An exact copy of all the data is required, with pictures left out.
============
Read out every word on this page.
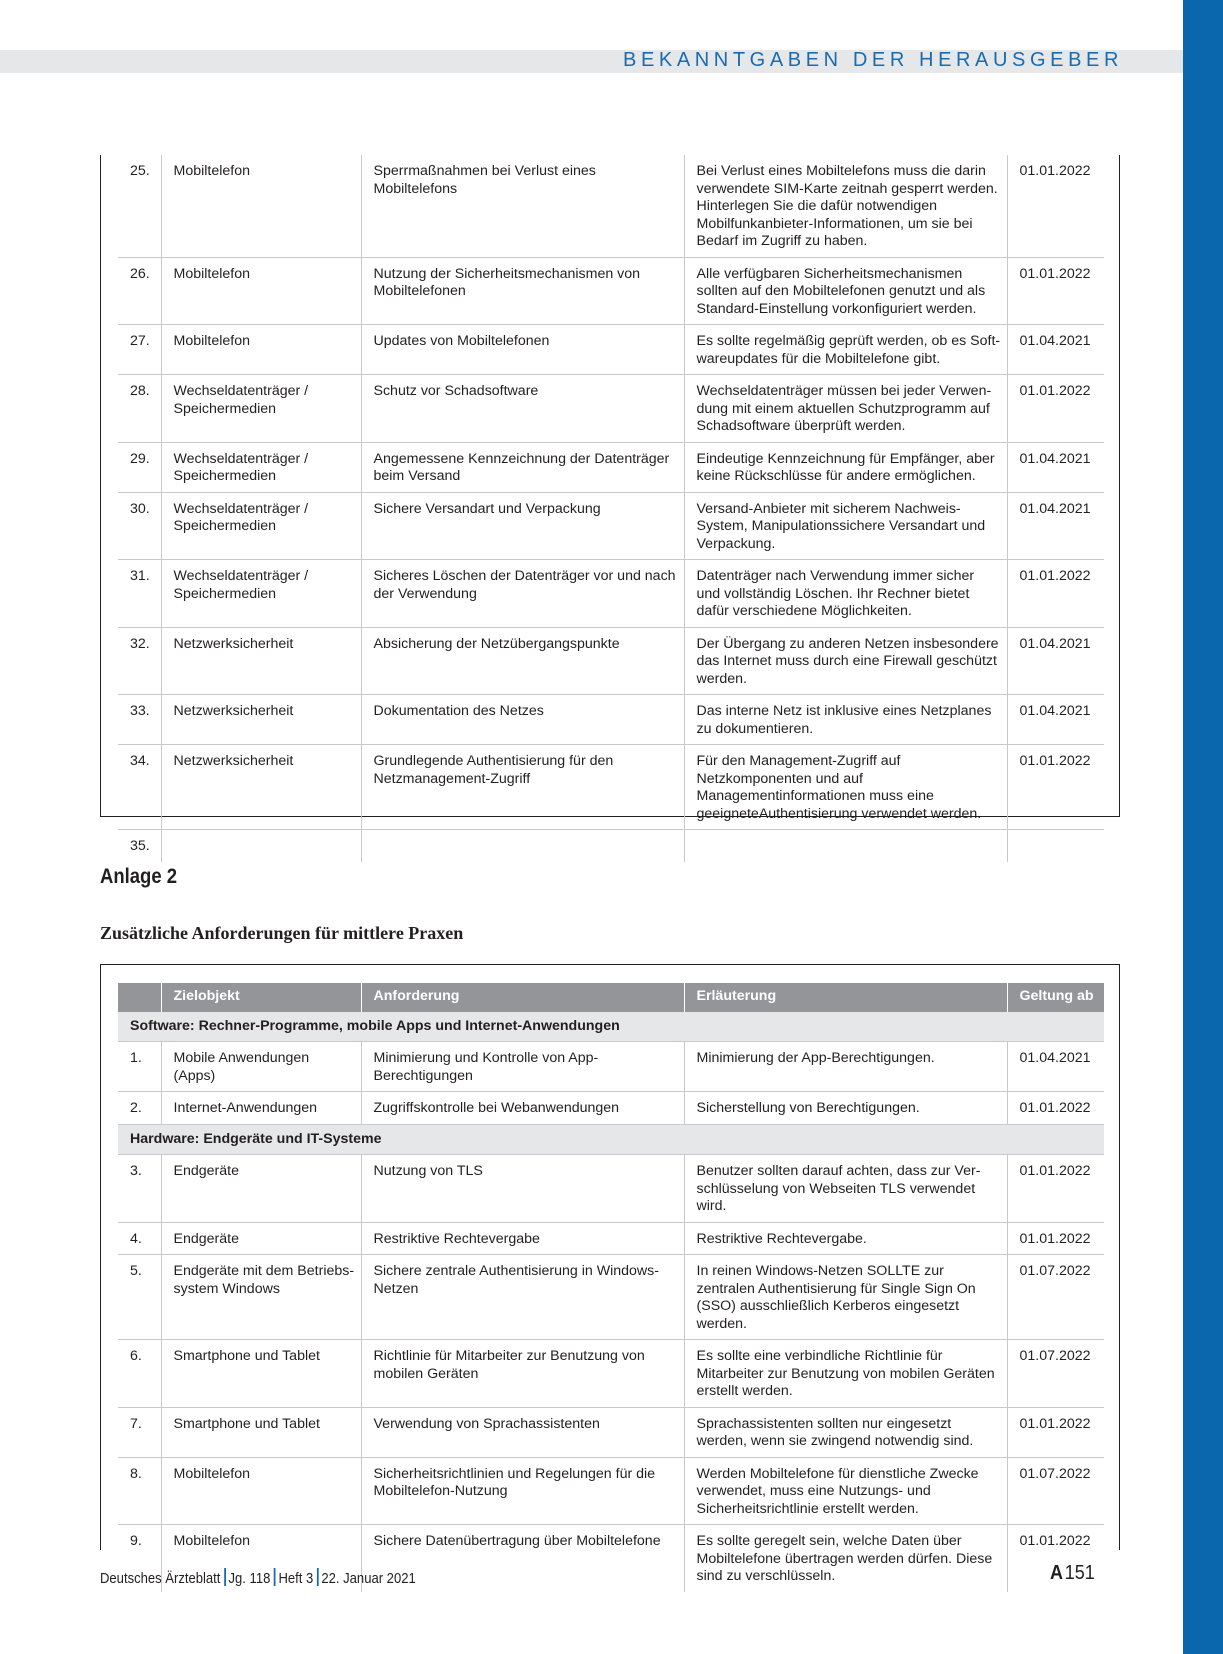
BEKANNTGABEN DER HERAUSGEBER
25.	Mobiltelefon	Sperrmaßnahmen bei Verlust eines Mobiltelefons	Bei Verlust eines Mobiltelefons muss die darin verwendete SIM-Karte zeitnah gesperrt werden. Hinterlegen Sie die dafür notwendigen Mobilfunkanbieter-Informationen, um sie bei Bedarf im Zugriff zu haben.	01.01.2022
26.	Mobiltelefon	Nutzung der Sicherheitsmechanismen von Mobiltelefonen	Alle verfügbaren Sicherheitsmechanismen sollten auf den Mobiltelefonen genutzt und als Standard-Einstellung vorkonfiguriert werden.	01.01.2022
27.	Mobiltelefon	Updates von Mobiltelefonen	Es sollte regelmäßig geprüft werden, ob es Softwareupdates für die Mobiltelefone gibt.	01.04.2021
28.	Wechseldatenträger / Speichermedien	Schutz vor Schadsoftware	Wechseldatenträger müssen bei jeder Verwendung mit einem aktuellen Schutzprogramm auf Schadsoftware überprüft werden.	01.01.2022
29.	Wechseldatenträger / Speichermedien	Angemessene Kennzeichnung der Datenträger beim Versand	Eindeutige Kennzeichnung für Empfänger, aber keine Rückschlüsse für andere ermöglichen.	01.04.2021
30.	Wechseldatenträger / Speichermedien	Sichere Versandart und Verpackung	Versand-Anbieter mit sicherem Nachweis-System, Manipulationssichere Versandart und Verpackung.	01.04.2021
31.	Wechseldatenträger / Speichermedien	Sicheres Löschen der Datenträger vor und nach der Verwendung	Datenträger nach Verwendung immer sicher und vollständig Löschen. Ihr Rechner bietet dafür verschiedene Möglichkeiten.	01.01.2022
32.	Netzwerksicherheit	Absicherung der Netzübergangspunkte	Der Übergang zu anderen Netzen insbesondere das Internet muss durch eine Firewall geschützt werden.	01.04.2021
33.	Netzwerksicherheit	Dokumentation des Netzes	Das interne Netz ist inklusive eines Netzplanes zu dokumentieren.	01.04.2021
34.	Netzwerksicherheit	Grundlegende Authentisierung für den Netzmanagement-Zugriff	Für den Management-Zugriff auf Netzkomponenten und auf Managementinformationen muss eine geeigneteAuthentisierung verwendet werden.	01.01.2022
35.				
Anlage 2
Zusätzliche Anforderungen für mittlere Praxen
	Zielobjekt	Anforderung	Erläuterung	Geltung ab
Software: Rechner-Programme, mobile Apps und Internet-Anwendungen				
1.	Mobile Anwendungen (Apps)	Minimierung und Kontrolle von App-Berechtigungen	Minimierung der App-Berechtigungen.	01.04.2021
2.	Internet-Anwendungen	Zugriffskontrolle bei Webanwendungen	Sicherstellung von Berechtigungen.	01.01.2022
Hardware: Endgeräte und IT-Systeme				
3.	Endgeräte	Nutzung von TLS	Benutzer sollten darauf achten, dass zur Verschlüsselung von Webseiten TLS verwendet wird.	01.01.2022
4.	Endgeräte	Restriktive Rechtevergabe	Restriktive Rechtevergabe.	01.01.2022
5.	Endgeräte mit dem Betriebssystem Windows	Sichere zentrale Authentisierung in Windows-Netzen	In reinen Windows-Netzen SOLLTE zur zentralen Authentisierung für Single Sign On (SSO) ausschließlich Kerberos eingesetzt werden.	01.07.2022
6.	Smartphone und Tablet	Richtlinie für Mitarbeiter zur Benutzung von mobilen Geräten	Es sollte eine verbindliche Richtlinie für Mitarbeiter zur Benutzung von mobilen Geräten erstellt werden.	01.07.2022
7.	Smartphone und Tablet	Verwendung von Sprachassistenten	Sprachassistenten sollten nur eingesetzt werden, wenn sie zwingend notwendig sind.	01.01.2022
8.	Mobiltelefon	Sicherheitsrichtlinien und Regelungen für die Mobiltelefon-Nutzung	Werden Mobiltelefone für dienstliche Zwecke verwendet, muss eine Nutzungs- und Sicherheitsrichtlinie erstellt werden.	01.07.2022
9.	Mobiltelefon	Sichere Datenübertragung über Mobiltelefone	Es sollte geregelt sein, welche Daten über Mobiltelefone übertragen werden dürfen. Diese sind zu verschlüsseln.	01.01.2022
Deutsches Ärzteblatt Jg. 118 Heft 3 22. Januar 2021	A151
============
→ **WORKED ANSWER**
Read out every word on this page.
BEKANNTGABEN DER HERAUSGEBER
25.	Mobiltelefon	Sperrmaßnahmen bei Verlust eines Mobiltelefons	Bei Verlust eines Mobiltelefons muss die darin verwendete SIM-Karte zeitnah gesperrt werden. Hinterlegen Sie die dafür notwendigen Mobilfunkanbieter-Informationen, um sie bei Bedarf im Zugriff zu haben.	01.01.2022
26.	Mobiltelefon	Nutzung der Sicherheitsmechanismen von Mobiltelefonen	Alle verfügbaren Sicherheitsmechanismen sollten auf den Mobiltelefonen genutzt und als Standard-Einstellung vorkonfiguriert werden.	01.01.2022
27.	Mobiltelefon	Updates von Mobiltelefonen	Es sollte regelmäßig geprüft werden, ob es Softwareupdates für die Mobiltelefone gibt.	01.04.2021
28.	Wechseldatenträger / Speichermedien	Schutz vor Schadsoftware	Wechseldatenträger müssen bei jeder Verwendung mit einem aktuellen Schutzprogramm auf Schadsoftware überprüft werden.	01.01.2022
29.	Wechseldatenträger / Speichermedien	Angemessene Kennzeichnung der Datenträger beim Versand	Eindeutige Kennzeichnung für Empfänger, aber keine Rückschlüsse für andere ermöglichen.	01.04.2021
30.	Wechseldatenträger / Speichermedien	Sichere Versandart und Verpackung	Versand-Anbieter mit sicherem Nachweis-System, Manipulationssichere Versandart und Verpackung.	01.04.2021
31.	Wechseldatenträger / Speichermedien	Sicheres Löschen der Datenträger vor und nach der Verwendung	Datenträger nach Verwendung immer sicher und vollständig Löschen. Ihr Rechner bietet dafür verschiedene Möglichkeiten.	01.01.2022
32.	Netzwerksicherheit	Absicherung der Netzübergangspunkte	Der Übergang zu anderen Netzen insbesondere das Internet muss durch eine Firewall geschützt werden.	01.04.2021
33.	Netzwerksicherheit	Dokumentation des Netzes	Das interne Netz ist inklusive eines Netzplanes zu dokumentieren.	01.04.2021
34.	Netzwerksicherheit	Grundlegende Authentisierung für den Netzmanagement-Zugriff	Für den Management-Zugriff auf Netzkomponenten und auf Managementinformationen muss eine geeigneteAuthentisierung verwendet werden.	01.01.2022
35.				
Anlage 2
Zusätzliche Anforderungen für mittlere Praxen
	Zielobjekt	Anforderung	Erläuterung	Geltung ab
Software: Rechner-Programme, mobile Apps und Internet-Anwendungen				
1.	Mobile Anwendungen (Apps)	Minimierung und Kontrolle von App-Berechtigungen	Minimierung der App-Berechtigungen.	01.04.2021
2.	Internet-Anwendungen	Zugriffskontrolle bei Webanwendungen	Sicherstellung von Berechtigungen.	01.01.2022
Hardware: Endgeräte und IT-Systeme				
3.	Endgeräte	Nutzung von TLS	Benutzer sollten darauf achten, dass zur Verschlüsselung von Webseiten TLS verwendet wird.	01.01.2022
4.	Endgeräte	Restriktive Rechtevergabe	Restriktive Rechtevergabe.	01.01.2022
5.	Endgeräte mit dem Betriebssystem Windows	Sichere zentrale Authentisierung in Windows-Netzen	In reinen Windows-Netzen SOLLTE zur zentralen Authentisierung für Single Sign On (SSO) ausschließlich Kerberos eingesetzt werden.	01.07.2022
6.	Smartphone und Tablet	Richtlinie für Mitarbeiter zur Benutzung von mobilen Geräten	Es sollte eine verbindliche Richtlinie für Mitarbeiter zur Benutzung von mobilen Geräten erstellt werden.	01.07.2022
7.	Smartphone und Tablet	Verwendung von Sprachassistenten	Sprachassistenten sollten nur eingesetzt werden, wenn sie zwingend notwendig sind.	01.01.2022
8.	Mobiltelefon	Sicherheitsrichtlinien und Regelungen für die Mobiltelefon-Nutzung	Werden Mobiltelefone für dienstliche Zwecke verwendet, muss eine Nutzungs- und Sicherheitsrichtlinie erstellt werden.	01.07.2022
9.	Mobiltelefon	Sichere Datenübertragung über Mobiltelefone	Es sollte geregelt sein, welche Daten über Mobiltelefone übertragen werden dürfen. Diese sind zu verschlüsseln.	01.01.2022
Deutsches Ärzteblatt Jg. 118 Heft 3 22. Januar 2021	A151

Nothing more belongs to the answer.